**Short exercise**
In the listing below, find every line with the string "TTBVTV" and pull it out.

**Listed entries**
..........

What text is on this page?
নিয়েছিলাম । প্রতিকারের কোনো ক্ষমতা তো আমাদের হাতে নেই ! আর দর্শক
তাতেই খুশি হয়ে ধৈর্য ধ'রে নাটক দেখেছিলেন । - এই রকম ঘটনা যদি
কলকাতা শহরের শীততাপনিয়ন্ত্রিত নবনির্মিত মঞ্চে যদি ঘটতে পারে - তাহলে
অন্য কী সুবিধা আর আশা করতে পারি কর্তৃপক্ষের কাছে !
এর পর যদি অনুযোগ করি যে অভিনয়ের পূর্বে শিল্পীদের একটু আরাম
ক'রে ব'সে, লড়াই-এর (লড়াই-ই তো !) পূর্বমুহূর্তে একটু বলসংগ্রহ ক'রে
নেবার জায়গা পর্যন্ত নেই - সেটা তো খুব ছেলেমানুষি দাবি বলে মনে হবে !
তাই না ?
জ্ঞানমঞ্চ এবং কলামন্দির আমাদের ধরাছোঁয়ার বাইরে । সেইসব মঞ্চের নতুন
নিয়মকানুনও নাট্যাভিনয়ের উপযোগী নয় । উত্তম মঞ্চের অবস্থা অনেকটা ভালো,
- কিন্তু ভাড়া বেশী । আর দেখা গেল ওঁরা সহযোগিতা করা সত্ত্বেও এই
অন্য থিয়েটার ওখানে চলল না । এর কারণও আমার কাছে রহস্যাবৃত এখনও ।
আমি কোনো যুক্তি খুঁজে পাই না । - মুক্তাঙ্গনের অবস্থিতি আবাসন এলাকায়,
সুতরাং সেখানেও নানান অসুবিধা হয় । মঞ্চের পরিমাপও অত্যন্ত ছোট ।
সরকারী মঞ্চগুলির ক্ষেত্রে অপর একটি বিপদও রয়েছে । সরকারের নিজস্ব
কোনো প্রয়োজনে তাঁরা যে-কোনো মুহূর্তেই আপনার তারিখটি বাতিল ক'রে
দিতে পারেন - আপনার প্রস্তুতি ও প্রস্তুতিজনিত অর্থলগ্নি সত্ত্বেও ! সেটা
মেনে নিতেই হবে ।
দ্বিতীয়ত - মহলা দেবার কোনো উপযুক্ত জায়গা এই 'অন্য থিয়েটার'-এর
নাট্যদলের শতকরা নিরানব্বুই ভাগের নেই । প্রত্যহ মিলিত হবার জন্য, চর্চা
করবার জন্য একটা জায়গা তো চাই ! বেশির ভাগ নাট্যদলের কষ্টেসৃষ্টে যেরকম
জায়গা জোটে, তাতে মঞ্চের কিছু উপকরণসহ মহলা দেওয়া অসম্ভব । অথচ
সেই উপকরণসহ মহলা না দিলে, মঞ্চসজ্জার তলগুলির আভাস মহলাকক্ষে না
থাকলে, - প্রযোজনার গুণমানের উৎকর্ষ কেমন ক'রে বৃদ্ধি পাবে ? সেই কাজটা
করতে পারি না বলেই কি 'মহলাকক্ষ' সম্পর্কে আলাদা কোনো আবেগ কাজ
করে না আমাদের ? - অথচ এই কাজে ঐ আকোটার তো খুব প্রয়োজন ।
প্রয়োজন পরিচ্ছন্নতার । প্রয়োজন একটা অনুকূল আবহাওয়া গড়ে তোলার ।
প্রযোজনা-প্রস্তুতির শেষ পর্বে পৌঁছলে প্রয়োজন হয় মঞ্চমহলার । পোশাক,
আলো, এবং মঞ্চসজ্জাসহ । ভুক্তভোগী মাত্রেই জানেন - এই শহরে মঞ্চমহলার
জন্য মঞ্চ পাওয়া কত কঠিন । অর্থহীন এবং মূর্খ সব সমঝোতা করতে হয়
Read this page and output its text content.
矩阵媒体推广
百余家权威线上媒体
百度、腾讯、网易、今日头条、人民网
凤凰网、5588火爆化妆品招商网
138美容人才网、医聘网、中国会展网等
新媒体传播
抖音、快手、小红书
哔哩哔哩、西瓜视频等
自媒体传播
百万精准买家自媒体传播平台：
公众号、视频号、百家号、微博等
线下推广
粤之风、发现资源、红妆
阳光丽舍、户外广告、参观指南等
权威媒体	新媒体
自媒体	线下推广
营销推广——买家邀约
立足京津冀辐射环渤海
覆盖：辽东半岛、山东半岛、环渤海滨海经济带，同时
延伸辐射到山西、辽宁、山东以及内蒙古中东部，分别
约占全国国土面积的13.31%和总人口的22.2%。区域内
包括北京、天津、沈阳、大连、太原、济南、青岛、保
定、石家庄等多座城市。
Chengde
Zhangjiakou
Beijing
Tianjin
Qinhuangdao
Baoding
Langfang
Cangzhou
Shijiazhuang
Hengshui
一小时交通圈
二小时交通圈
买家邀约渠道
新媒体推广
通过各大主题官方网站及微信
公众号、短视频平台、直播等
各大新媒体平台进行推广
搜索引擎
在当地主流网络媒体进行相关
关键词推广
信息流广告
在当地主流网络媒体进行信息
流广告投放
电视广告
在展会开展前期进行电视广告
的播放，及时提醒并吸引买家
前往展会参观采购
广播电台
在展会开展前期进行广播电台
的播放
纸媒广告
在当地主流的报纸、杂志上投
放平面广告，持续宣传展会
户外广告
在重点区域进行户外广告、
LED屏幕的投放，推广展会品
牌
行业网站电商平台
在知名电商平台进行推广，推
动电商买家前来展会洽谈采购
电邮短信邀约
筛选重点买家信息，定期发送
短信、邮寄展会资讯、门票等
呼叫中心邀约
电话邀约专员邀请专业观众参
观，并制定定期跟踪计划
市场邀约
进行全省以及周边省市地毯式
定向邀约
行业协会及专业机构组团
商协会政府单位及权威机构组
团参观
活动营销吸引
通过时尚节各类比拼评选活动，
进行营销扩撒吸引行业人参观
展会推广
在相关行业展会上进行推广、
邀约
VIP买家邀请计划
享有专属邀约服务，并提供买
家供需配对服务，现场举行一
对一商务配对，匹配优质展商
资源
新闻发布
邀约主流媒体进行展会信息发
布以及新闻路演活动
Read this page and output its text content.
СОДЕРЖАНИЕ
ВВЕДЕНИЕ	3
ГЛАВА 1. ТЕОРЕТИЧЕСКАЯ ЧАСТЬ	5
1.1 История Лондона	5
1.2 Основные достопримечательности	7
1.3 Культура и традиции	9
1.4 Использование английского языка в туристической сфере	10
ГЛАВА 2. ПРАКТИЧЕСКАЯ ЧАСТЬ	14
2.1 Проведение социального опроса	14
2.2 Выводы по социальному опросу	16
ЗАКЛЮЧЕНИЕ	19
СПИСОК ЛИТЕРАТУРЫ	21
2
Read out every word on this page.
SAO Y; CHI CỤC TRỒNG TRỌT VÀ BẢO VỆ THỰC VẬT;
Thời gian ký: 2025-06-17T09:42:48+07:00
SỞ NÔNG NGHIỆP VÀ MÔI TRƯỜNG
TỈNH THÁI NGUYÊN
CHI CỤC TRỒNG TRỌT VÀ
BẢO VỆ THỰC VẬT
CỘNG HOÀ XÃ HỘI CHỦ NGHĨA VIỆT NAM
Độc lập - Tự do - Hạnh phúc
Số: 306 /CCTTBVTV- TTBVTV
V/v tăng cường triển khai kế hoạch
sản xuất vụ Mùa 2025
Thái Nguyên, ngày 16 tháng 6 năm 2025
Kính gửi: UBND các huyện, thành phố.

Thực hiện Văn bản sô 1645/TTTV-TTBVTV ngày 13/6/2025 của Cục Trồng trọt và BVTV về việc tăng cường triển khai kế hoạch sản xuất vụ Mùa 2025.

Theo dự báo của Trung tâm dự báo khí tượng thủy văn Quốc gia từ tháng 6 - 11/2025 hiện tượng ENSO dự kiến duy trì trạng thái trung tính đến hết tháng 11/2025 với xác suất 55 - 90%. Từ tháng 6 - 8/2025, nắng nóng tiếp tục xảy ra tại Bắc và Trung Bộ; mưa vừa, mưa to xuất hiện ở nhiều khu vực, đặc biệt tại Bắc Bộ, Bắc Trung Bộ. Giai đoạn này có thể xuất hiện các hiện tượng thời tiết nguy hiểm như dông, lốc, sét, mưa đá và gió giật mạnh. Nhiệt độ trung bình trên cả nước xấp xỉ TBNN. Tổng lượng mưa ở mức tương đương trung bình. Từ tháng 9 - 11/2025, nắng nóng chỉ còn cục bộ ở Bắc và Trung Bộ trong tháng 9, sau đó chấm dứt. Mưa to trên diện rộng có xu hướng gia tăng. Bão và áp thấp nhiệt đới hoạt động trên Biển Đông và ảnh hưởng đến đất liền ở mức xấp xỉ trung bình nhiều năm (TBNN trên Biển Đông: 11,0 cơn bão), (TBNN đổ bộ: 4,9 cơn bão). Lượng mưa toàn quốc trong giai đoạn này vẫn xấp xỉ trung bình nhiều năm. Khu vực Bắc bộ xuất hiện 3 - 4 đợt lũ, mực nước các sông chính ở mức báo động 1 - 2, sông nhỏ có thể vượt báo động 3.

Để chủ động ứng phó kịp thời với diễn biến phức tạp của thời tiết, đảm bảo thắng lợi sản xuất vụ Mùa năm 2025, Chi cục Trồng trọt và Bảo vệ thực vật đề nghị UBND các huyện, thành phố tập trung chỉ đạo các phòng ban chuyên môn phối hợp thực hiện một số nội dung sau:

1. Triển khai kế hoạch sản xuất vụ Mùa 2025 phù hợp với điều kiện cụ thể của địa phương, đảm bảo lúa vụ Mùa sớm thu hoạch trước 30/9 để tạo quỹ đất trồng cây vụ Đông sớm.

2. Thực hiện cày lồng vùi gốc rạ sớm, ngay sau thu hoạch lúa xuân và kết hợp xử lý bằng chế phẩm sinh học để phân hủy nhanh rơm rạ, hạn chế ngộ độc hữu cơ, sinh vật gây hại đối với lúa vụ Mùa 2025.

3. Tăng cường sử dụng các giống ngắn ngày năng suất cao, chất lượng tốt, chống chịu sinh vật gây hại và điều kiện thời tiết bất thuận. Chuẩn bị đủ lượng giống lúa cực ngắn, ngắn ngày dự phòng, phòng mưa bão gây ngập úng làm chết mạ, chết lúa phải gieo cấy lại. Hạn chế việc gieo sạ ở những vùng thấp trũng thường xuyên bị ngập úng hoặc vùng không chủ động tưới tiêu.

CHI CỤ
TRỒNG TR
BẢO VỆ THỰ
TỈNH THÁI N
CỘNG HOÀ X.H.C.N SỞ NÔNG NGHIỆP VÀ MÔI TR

..........

**Response for this exercise**
Số: 306 /CCTTBVTV- TTBVTV
Thực hiện Văn bản sô 1645/TTTV-TTBVTV ngày 13/6/2025 của Cục Trồng trọt và BVTV về việc tăng cường triển khai kế hoạch sản xuất vụ Mùa 2025.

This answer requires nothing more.